**Data rows**
## Begin
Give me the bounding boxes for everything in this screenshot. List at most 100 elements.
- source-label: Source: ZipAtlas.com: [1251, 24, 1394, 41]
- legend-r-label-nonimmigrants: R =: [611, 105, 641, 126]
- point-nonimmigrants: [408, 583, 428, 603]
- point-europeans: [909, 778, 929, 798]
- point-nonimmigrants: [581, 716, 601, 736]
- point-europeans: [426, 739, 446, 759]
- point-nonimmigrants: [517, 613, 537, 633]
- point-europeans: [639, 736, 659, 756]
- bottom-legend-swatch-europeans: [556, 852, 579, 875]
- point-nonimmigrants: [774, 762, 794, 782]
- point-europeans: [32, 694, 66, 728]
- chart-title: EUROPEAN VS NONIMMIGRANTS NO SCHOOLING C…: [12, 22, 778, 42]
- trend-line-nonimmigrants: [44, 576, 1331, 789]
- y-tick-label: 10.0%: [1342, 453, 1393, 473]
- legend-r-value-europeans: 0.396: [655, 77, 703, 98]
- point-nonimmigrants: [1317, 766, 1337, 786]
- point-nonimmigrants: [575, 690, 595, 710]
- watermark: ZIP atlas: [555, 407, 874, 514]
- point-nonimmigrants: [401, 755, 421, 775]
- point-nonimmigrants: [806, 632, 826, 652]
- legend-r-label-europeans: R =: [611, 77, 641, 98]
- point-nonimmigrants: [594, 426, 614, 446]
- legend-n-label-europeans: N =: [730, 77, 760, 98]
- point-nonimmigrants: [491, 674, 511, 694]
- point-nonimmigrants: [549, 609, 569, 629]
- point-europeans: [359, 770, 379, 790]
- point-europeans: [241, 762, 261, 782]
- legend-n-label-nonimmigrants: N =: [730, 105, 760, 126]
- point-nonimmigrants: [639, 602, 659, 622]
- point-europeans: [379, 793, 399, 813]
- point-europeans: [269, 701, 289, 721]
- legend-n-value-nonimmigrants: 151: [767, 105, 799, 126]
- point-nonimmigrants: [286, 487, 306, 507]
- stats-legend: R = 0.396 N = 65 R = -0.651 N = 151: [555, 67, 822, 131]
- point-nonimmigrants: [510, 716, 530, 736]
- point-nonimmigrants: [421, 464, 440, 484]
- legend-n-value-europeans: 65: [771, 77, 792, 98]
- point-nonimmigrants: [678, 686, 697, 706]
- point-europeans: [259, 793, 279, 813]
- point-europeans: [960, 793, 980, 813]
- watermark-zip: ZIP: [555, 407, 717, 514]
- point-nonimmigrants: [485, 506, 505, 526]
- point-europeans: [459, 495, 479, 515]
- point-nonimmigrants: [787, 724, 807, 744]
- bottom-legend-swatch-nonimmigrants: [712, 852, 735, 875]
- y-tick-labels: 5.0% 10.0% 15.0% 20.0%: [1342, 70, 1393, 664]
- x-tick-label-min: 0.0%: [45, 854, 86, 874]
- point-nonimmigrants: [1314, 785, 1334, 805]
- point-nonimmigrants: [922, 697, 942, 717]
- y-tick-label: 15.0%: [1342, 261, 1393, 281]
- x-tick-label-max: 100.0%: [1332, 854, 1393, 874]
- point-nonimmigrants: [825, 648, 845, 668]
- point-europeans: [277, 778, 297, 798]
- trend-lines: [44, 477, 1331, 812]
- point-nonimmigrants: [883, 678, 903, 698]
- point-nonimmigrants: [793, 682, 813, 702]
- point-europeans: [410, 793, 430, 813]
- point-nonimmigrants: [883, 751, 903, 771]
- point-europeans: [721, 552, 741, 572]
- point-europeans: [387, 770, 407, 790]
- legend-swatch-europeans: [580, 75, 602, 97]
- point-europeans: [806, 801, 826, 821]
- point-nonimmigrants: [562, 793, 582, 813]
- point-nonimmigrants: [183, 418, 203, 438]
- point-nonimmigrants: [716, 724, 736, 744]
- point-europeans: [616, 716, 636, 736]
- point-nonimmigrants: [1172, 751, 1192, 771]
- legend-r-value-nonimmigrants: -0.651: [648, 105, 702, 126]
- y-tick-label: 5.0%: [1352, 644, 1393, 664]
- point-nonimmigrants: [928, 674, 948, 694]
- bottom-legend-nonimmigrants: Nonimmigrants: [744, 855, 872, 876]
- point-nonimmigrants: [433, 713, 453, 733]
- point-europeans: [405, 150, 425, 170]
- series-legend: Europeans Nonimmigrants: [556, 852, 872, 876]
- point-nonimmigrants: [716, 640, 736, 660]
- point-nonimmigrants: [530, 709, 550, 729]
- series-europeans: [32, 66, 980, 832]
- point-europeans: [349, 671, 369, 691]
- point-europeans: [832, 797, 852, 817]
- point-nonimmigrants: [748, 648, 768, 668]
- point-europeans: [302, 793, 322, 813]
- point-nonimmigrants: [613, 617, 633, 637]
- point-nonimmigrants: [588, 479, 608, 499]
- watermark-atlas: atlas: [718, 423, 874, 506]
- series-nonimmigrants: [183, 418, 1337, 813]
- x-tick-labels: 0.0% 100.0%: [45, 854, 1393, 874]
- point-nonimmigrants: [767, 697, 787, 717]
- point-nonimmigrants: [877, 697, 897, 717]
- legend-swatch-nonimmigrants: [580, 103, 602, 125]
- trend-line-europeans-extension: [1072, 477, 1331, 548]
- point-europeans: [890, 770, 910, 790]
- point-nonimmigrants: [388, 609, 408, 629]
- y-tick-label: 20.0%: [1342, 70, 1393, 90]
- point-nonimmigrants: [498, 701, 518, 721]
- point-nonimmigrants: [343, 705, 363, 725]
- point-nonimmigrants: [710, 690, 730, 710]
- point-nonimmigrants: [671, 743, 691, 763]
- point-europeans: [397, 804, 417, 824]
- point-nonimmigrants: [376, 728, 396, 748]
## End
**What is asked**
Copy out each line in the listing above that contains the string "trend".

**Exercise result**
- trend-line-nonimmigrants: [44, 576, 1331, 789]
- trend-lines: [44, 477, 1331, 812]
- trend-line-europeans-extension: [1072, 477, 1331, 548]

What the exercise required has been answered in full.